[Collected data]

[Start of Attachment]

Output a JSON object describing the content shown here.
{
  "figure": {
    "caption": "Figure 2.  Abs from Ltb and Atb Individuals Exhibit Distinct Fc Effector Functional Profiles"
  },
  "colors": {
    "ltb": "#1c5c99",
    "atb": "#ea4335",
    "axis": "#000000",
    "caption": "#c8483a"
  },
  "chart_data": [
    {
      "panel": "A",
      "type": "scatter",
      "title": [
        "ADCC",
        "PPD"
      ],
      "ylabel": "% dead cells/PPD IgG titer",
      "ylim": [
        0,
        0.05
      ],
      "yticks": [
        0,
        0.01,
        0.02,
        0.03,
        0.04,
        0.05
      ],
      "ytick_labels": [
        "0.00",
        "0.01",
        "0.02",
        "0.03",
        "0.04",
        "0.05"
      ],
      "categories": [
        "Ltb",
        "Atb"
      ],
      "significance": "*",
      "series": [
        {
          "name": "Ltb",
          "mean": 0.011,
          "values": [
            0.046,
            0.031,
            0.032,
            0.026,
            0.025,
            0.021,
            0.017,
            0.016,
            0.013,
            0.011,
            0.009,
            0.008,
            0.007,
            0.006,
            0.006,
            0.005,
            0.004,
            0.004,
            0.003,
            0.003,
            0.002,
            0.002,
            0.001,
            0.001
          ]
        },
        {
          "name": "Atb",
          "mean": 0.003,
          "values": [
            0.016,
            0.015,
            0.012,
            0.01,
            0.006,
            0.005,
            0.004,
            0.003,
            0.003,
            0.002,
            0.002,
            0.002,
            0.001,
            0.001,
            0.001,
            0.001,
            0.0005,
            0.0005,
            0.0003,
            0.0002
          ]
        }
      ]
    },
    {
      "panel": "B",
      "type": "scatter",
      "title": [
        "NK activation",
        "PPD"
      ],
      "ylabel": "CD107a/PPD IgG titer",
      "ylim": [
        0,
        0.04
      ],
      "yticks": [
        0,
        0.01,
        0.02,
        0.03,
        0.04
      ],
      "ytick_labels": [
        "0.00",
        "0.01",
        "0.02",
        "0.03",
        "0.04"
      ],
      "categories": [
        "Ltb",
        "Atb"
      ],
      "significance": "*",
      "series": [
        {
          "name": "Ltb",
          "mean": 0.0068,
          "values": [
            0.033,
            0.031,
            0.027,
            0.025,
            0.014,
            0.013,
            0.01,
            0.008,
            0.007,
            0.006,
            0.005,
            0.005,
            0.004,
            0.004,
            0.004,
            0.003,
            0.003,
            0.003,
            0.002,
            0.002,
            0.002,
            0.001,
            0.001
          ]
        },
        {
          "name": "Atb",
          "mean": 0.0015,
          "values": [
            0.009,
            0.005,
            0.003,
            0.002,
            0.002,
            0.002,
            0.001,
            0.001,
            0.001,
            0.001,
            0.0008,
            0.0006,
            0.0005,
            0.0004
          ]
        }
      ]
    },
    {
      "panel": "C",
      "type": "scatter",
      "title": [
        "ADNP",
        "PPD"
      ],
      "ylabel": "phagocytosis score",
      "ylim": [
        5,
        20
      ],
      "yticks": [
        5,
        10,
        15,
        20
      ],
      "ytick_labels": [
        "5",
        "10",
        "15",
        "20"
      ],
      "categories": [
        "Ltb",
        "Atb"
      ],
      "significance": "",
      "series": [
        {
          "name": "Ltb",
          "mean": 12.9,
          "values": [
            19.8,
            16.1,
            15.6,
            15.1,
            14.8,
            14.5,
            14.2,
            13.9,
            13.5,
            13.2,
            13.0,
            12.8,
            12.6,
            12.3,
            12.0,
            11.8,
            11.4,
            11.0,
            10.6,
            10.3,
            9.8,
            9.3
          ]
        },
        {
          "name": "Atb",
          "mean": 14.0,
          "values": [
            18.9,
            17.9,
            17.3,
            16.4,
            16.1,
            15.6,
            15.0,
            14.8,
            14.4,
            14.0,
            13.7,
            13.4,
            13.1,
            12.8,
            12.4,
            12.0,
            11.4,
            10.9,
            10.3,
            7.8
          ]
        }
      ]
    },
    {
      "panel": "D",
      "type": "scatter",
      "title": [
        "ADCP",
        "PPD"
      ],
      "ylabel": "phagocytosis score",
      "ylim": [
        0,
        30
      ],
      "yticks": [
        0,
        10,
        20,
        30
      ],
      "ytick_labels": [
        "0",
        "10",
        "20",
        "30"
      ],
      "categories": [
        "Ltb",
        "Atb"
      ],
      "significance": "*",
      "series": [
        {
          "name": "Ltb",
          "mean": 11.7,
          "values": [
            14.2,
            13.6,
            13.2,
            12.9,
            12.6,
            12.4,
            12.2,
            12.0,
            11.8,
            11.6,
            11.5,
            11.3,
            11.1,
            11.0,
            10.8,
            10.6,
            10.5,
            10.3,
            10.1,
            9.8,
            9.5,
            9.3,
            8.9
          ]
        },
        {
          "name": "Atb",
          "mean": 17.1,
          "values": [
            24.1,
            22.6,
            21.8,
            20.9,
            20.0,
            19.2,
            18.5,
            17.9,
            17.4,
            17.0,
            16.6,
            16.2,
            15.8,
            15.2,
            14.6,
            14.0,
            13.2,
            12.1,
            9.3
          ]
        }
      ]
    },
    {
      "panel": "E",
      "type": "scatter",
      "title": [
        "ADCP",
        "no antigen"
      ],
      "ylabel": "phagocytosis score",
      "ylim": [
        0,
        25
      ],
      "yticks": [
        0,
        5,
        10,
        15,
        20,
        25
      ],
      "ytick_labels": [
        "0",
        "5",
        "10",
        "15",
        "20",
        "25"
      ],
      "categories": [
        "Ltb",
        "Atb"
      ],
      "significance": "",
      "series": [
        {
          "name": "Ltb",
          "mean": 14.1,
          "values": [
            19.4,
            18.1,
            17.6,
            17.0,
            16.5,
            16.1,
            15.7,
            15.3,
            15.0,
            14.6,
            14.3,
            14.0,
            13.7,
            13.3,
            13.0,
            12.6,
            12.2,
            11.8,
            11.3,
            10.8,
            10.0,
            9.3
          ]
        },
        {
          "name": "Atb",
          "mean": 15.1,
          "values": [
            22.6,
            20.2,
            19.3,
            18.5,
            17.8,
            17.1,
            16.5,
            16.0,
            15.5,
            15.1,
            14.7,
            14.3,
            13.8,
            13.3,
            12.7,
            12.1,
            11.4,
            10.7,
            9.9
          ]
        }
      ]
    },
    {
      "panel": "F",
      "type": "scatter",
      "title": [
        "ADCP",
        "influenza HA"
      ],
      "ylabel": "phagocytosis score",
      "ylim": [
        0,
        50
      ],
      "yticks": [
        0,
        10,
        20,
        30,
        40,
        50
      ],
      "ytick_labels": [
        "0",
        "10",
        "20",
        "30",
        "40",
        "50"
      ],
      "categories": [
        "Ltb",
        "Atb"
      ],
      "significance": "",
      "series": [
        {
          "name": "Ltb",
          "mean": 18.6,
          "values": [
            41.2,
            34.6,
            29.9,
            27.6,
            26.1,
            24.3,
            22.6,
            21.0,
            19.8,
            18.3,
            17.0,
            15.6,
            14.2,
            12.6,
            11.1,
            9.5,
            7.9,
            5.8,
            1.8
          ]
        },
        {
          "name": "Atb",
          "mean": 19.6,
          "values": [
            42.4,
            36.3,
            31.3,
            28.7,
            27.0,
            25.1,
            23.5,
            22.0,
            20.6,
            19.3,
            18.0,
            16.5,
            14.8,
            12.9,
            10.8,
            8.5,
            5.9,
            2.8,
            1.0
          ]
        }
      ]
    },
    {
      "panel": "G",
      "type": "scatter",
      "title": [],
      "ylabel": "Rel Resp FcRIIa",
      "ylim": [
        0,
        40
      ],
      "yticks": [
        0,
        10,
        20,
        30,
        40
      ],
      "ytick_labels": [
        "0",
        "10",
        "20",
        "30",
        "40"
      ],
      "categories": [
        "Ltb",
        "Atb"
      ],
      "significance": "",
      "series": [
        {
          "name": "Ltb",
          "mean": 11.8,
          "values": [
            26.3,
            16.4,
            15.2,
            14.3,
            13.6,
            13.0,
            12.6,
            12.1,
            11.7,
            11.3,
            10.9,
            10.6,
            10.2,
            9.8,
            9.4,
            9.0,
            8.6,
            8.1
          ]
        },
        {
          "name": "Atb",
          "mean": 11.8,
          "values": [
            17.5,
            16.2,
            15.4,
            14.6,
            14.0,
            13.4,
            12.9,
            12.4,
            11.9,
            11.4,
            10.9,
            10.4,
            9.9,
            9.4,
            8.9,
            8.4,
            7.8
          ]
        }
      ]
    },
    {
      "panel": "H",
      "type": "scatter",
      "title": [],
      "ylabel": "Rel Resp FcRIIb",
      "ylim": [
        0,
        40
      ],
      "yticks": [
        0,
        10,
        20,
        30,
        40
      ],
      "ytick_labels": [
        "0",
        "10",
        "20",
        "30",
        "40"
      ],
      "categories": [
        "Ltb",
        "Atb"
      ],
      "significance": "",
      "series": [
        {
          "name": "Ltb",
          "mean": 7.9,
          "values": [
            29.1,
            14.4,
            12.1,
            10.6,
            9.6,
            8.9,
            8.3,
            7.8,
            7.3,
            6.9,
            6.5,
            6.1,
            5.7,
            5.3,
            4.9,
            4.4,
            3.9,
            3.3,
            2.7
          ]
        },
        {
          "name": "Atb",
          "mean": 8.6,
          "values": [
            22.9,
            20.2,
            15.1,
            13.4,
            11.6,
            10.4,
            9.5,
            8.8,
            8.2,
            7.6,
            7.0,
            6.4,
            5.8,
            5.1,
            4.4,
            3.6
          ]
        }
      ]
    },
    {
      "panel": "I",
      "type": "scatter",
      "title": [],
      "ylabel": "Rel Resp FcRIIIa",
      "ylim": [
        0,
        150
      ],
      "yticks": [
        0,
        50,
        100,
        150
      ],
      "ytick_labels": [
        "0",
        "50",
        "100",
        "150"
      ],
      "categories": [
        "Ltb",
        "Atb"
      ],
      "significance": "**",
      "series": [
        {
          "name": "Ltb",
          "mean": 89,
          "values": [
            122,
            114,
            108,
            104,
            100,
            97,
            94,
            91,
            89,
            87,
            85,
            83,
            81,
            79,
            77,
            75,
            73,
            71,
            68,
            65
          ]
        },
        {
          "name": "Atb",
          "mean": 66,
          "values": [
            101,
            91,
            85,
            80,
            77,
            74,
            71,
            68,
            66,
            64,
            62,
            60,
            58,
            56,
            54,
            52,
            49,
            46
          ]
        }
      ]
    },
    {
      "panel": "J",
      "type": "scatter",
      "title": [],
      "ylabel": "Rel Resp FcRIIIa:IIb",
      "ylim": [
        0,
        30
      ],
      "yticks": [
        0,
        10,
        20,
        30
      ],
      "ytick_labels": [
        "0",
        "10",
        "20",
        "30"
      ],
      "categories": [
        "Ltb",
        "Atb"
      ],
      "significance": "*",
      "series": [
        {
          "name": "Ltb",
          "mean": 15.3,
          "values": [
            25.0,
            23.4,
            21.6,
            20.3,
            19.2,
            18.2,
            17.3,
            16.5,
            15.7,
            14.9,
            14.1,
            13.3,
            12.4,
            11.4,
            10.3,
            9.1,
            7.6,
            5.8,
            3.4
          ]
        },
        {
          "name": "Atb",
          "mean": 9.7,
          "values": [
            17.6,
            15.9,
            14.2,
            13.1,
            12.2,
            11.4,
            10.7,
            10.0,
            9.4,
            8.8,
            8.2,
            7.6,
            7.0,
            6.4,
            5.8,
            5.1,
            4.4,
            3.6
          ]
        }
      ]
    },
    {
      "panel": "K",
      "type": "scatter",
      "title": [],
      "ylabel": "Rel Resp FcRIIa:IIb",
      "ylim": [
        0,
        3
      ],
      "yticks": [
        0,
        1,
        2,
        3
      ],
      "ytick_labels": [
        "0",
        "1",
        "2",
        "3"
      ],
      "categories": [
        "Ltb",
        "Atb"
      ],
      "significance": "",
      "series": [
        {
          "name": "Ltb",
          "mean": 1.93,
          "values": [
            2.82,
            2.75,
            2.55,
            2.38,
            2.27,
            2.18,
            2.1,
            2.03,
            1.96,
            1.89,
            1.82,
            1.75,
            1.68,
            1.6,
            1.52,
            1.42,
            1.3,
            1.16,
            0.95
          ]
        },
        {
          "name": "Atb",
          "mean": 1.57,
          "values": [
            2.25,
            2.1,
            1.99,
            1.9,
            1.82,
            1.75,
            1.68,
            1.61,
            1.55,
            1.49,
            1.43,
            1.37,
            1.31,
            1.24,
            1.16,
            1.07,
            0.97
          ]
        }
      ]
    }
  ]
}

[End of Attachment]

» **Required work**: In the entries above, tally the lines containing the word "FcRIIa" and return only the tally.

» **Output of the exercise**: 2